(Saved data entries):
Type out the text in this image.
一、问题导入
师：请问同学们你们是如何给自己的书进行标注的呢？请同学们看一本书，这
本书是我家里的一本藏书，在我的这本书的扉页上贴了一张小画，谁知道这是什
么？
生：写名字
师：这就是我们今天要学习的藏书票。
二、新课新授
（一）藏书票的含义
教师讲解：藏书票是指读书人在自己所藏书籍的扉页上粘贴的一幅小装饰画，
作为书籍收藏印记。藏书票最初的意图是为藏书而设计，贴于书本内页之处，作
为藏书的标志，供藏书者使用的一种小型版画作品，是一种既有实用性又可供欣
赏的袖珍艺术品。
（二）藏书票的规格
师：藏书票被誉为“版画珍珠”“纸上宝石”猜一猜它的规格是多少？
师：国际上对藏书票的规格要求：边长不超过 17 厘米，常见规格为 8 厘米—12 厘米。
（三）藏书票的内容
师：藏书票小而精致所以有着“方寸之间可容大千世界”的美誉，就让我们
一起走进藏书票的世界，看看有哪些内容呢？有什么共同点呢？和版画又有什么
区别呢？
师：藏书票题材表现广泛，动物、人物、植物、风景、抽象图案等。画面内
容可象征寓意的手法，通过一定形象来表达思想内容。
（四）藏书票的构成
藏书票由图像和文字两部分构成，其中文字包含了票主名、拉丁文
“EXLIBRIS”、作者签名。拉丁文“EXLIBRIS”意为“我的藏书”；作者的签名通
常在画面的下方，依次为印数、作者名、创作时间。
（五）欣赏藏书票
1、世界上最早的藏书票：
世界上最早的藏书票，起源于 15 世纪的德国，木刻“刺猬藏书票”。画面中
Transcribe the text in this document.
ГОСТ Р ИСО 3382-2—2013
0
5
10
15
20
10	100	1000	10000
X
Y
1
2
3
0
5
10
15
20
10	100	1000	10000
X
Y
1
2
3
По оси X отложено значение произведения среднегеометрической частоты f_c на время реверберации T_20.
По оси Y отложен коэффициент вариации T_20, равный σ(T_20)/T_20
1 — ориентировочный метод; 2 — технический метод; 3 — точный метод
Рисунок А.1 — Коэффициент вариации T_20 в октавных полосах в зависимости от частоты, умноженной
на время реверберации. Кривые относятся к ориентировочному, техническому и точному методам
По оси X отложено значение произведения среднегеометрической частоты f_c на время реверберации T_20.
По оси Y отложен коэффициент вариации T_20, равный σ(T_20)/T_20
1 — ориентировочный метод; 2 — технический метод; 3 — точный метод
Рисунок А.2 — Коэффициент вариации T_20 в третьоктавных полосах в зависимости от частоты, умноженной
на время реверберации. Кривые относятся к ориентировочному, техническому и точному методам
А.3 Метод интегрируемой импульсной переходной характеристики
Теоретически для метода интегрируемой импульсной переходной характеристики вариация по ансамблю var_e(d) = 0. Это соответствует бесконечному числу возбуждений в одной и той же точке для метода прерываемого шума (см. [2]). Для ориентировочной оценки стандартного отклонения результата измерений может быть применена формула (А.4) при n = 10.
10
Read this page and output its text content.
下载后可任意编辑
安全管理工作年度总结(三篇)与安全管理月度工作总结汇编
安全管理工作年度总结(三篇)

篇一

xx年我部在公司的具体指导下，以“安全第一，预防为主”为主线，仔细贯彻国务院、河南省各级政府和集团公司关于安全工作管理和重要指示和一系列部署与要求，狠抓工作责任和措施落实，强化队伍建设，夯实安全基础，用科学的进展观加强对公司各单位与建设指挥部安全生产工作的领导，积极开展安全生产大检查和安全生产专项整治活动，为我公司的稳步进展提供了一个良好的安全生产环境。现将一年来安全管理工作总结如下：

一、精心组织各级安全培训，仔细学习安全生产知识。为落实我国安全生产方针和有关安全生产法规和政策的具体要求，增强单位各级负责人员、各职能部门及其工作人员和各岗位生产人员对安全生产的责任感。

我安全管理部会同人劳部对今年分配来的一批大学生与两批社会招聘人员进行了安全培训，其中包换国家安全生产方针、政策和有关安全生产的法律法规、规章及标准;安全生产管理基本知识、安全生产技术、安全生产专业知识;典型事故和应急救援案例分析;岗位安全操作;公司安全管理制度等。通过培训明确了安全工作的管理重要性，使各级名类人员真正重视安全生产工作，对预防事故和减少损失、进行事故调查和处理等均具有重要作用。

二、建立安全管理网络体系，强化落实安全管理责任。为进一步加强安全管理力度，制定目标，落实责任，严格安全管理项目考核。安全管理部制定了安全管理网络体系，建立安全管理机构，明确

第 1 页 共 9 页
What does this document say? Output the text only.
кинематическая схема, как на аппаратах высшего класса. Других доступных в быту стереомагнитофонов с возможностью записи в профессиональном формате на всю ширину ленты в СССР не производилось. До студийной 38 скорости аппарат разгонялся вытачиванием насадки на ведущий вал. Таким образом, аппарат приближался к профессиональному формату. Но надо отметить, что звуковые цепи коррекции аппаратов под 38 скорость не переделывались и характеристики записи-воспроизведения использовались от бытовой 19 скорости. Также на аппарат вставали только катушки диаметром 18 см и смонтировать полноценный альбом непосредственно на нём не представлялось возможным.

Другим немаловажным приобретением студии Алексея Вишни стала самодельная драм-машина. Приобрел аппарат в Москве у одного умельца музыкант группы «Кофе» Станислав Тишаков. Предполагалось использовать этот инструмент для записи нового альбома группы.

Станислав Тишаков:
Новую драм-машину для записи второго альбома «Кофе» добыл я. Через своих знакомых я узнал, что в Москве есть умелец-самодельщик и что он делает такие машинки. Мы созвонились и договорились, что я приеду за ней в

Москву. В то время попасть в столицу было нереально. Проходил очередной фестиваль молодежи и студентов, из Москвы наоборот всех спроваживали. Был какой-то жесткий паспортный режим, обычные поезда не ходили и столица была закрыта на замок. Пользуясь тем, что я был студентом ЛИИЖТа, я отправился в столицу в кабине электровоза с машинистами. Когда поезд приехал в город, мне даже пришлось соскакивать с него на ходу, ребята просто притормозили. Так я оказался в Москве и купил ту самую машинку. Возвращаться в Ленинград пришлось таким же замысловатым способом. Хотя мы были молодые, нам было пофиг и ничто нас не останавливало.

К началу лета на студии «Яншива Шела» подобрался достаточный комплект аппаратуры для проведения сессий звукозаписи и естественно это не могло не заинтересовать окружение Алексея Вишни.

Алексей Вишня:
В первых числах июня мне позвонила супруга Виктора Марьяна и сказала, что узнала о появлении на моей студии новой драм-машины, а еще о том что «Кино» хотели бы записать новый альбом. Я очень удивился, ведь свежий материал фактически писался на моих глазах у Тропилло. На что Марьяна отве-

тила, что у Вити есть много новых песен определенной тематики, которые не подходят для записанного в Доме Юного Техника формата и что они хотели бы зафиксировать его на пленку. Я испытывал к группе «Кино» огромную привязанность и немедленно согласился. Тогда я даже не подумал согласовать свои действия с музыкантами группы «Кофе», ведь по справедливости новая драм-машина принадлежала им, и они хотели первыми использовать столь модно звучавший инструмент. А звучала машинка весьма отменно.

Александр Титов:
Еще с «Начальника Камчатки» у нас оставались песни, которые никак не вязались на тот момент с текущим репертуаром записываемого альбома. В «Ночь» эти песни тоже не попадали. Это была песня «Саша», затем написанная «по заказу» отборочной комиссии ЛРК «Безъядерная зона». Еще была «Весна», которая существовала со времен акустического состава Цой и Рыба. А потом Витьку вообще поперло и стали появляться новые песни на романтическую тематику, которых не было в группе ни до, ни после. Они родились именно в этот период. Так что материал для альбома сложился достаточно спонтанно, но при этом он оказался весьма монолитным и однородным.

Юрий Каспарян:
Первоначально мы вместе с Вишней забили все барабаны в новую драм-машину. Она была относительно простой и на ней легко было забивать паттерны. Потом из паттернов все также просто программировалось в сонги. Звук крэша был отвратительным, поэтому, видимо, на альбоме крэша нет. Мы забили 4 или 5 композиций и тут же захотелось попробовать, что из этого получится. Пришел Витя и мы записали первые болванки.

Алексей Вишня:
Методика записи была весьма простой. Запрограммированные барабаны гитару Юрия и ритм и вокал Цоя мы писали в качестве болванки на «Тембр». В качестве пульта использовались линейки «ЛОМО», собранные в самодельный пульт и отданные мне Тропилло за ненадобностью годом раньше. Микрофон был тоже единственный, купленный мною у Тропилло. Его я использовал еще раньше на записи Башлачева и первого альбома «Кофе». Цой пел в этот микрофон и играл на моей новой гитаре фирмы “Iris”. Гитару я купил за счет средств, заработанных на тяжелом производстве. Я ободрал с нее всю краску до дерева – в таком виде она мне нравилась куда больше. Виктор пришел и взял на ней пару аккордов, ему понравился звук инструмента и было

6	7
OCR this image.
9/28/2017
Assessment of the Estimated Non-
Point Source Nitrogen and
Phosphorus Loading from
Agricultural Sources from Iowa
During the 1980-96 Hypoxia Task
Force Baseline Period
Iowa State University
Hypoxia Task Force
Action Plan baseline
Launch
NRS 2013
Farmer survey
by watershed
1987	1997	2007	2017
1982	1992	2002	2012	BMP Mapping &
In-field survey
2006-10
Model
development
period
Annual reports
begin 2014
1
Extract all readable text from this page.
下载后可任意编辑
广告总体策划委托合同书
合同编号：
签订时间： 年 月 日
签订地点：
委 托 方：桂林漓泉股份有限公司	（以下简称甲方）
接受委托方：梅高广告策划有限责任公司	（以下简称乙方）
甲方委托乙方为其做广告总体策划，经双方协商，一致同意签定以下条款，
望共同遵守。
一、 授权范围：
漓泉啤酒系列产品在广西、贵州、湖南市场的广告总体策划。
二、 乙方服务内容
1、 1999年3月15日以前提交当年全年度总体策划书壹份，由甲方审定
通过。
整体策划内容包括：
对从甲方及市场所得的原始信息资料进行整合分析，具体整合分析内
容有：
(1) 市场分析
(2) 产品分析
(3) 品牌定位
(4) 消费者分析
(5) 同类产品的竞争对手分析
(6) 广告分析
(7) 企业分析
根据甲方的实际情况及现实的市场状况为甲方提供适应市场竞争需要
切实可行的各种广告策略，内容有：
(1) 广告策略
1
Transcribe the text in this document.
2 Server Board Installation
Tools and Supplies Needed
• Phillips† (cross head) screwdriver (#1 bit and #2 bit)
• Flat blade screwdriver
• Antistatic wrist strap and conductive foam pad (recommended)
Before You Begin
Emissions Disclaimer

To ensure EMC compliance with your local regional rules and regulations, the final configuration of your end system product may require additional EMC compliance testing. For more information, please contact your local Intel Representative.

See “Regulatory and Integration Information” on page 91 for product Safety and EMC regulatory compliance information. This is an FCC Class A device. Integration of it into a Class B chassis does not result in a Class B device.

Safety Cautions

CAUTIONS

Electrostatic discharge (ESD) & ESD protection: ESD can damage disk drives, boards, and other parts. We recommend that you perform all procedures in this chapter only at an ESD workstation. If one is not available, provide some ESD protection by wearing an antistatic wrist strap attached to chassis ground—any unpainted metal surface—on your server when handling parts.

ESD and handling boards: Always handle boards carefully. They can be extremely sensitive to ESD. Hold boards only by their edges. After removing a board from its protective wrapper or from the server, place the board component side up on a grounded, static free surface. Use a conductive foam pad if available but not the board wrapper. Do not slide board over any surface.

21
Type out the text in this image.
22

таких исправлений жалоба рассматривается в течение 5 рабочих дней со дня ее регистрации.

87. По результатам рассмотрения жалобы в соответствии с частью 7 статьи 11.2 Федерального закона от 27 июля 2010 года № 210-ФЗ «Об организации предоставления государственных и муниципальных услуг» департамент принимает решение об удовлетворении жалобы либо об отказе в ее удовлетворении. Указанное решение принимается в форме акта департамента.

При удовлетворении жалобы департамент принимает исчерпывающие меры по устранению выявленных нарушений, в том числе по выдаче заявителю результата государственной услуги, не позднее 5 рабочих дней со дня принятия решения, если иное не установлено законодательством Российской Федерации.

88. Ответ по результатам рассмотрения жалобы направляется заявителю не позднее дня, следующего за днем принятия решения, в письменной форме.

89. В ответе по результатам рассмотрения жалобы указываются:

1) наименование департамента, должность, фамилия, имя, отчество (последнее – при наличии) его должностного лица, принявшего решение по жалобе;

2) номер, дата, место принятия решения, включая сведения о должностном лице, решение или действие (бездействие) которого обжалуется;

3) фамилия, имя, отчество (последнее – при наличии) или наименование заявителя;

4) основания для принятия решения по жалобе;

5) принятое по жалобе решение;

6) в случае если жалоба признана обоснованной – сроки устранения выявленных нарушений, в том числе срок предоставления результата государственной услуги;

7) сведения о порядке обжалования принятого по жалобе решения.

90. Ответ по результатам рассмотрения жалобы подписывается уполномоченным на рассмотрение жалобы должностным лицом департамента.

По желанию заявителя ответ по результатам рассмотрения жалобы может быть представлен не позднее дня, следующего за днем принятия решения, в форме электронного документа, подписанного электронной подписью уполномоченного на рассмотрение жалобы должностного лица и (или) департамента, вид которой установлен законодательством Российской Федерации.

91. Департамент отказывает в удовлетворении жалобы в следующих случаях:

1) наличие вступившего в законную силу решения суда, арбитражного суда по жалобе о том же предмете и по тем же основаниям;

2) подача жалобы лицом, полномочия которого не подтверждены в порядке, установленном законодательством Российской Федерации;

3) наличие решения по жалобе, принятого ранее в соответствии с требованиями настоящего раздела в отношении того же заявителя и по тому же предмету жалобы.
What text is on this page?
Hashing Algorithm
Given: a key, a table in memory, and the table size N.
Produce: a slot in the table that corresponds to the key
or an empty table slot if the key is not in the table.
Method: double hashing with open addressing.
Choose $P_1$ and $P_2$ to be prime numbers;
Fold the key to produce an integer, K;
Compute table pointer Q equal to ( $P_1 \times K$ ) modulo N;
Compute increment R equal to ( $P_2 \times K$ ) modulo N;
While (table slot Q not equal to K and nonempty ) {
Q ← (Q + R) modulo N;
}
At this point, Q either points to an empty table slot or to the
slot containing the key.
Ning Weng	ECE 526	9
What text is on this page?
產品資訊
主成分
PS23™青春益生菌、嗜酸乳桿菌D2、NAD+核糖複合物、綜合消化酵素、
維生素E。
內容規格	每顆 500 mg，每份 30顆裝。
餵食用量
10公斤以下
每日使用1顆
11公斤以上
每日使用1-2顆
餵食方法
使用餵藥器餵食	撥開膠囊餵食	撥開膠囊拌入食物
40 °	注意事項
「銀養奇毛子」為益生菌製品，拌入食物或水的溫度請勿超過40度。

(Problem to work on): Pick out the lines above that hold the string "фамилия" and show them.

(Solution):
1) наименование департамента, должность, фамилия, имя, отчество (последнее – при наличии) его должностного лица, принявшего решение по жалобе;
3) фамилия, имя, отчество (последнее – при наличии) или наименование заявителя;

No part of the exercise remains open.